Dataset →
-------

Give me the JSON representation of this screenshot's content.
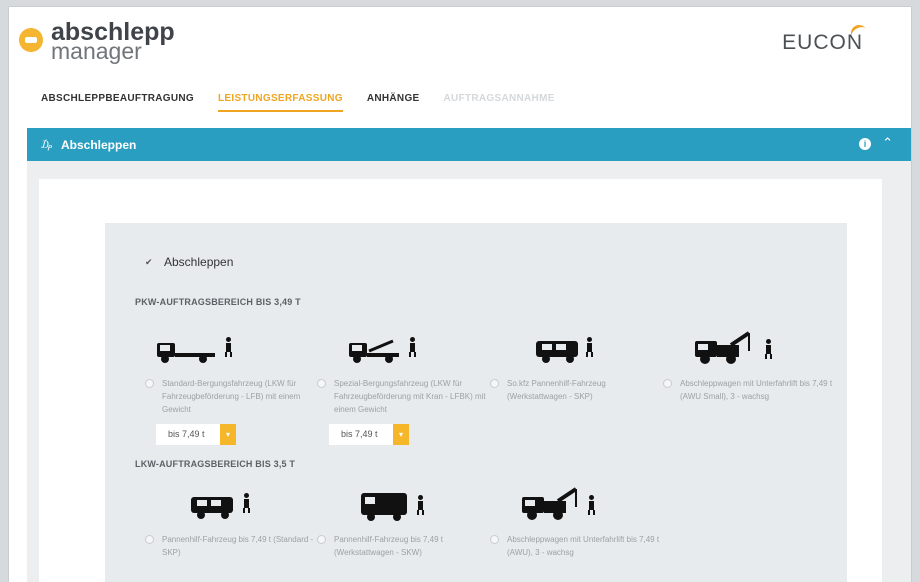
{
  "logo": {
    "line1": "abschlepp",
    "line2": "manager"
  },
  "brand": {
    "name": "EUCON"
  },
  "tabs": [
    {
      "label": "ABSCHLEPPBEAUFTRAGUNG",
      "state": "normal"
    },
    {
      "label": "LEISTUNGSERFASSUNG",
      "state": "active"
    },
    {
      "label": "ANHÄNGE",
      "state": "normal"
    },
    {
      "label": "AUFTRAGSANNAHME",
      "state": "disabled"
    }
  ],
  "section": {
    "title": "Abschleppen",
    "pin_icon": "pin-icon",
    "info_icon": "info-icon",
    "collapse_icon": "chevron-up-icon"
  },
  "main_checkbox": {
    "label": "Abschleppen",
    "checked": true
  },
  "pkw": {
    "title": "PKW-AUFTRAGSBEREICH BIS 3,49 T",
    "options": [
      {
        "label": "Standard-Bergungsfahrzeug (LKW für Fahrzeugbeförderung - LFB) mit einem Gewicht",
        "dropdown": "bis 7,49 t",
        "icon": "flatbed-truck-icon"
      },
      {
        "label": "Spezial-Bergungsfahrzeug (LKW für Fahrzeugbeförderung mit Kran - LFBK) mit einem Gewicht",
        "dropdown": "bis 7,49 t",
        "icon": "crane-flatbed-truck-icon"
      },
      {
        "label": "So.kfz Pannenhilf-Fahrzeug (Werkstattwagen - SKP)",
        "icon": "service-car-icon"
      },
      {
        "label": "Abschleppwagen mit Unterfahrlift bis 7,49 t (AWU Small), 3 - wachsg",
        "icon": "tow-truck-icon"
      }
    ]
  },
  "lkw": {
    "title": "LKW-AUFTRAGSBEREICH BIS 3,5 T",
    "options": [
      {
        "label": "Pannenhilf-Fahrzeug bis 7,49 t (Standard -SKP)",
        "icon": "service-car-icon"
      },
      {
        "label": "Pannenhilf-Fahrzeug bis 7,49 t (Werkstattwagen - SKW)",
        "icon": "workshop-van-icon"
      },
      {
        "label": "Abschleppwagen mit Unterfahrlift bis 7,49 t (AWU), 3 - wachsg",
        "icon": "tow-truck-icon"
      }
    ]
  },
  "colors": {
    "accent": "#f0a521",
    "section_bar": "#2a9ec1",
    "button": "#f5b62a"
  }
}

-------

What needs to be done →
Exclude every picture and copy the remaining data exactly.

Completed exercise →
Give me the JSON representation of this screenshot's content.
{
  "logo": {
    "line1": "abschlepp",
    "line2": "manager"
  },
  "brand": {
    "name": "EUCON"
  },
  "tabs": [
    {
      "label": "ABSCHLEPPBEAUFTRAGUNG",
      "state": "normal"
    },
    {
      "label": "LEISTUNGSERFASSUNG",
      "state": "active"
    },
    {
      "label": "ANHÄNGE",
      "state": "normal"
    },
    {
      "label": "AUFTRAGSANNAHME",
      "state": "disabled"
    }
  ],
  "section": {
    "title": "Abschleppen",
    "pin_icon": "pin-icon",
    "info_icon": "info-icon",
    "collapse_icon": "chevron-up-icon"
  },
  "main_checkbox": {
    "label": "Abschleppen",
    "checked": true
  },
  "pkw": {
    "title": "PKW-AUFTRAGSBEREICH BIS 3,49 T",
    "options": [
      {
        "label": "Standard-Bergungsfahrzeug (LKW für Fahrzeugbeförderung - LFB) mit einem Gewicht",
        "dropdown": "bis 7,49 t",
        "icon": "flatbed-truck-icon"
      },
      {
        "label": "Spezial-Bergungsfahrzeug (LKW für Fahrzeugbeförderung mit Kran - LFBK) mit einem Gewicht",
        "dropdown": "bis 7,49 t",
        "icon": "crane-flatbed-truck-icon"
      },
      {
        "label": "So.kfz Pannenhilf-Fahrzeug (Werkstattwagen - SKP)",
        "icon": "service-car-icon"
      },
      {
        "label": "Abschleppwagen mit Unterfahrlift bis 7,49 t (AWU Small), 3 - wachsg",
        "icon": "tow-truck-icon"
      }
    ]
  },
  "lkw": {
    "title": "LKW-AUFTRAGSBEREICH BIS 3,5 T",
    "options": [
      {
        "label": "Pannenhilf-Fahrzeug bis 7,49 t (Standard -SKP)",
        "icon": "service-car-icon"
      },
      {
        "label": "Pannenhilf-Fahrzeug bis 7,49 t (Werkstattwagen - SKW)",
        "icon": "workshop-van-icon"
      },
      {
        "label": "Abschleppwagen mit Unterfahrlift bis 7,49 t (AWU), 3 - wachsg",
        "icon": "tow-truck-icon"
      }
    ]
  },
  "colors": {
    "accent": "#f0a521",
    "section_bar": "#2a9ec1",
    "button": "#f5b62a"
  }
}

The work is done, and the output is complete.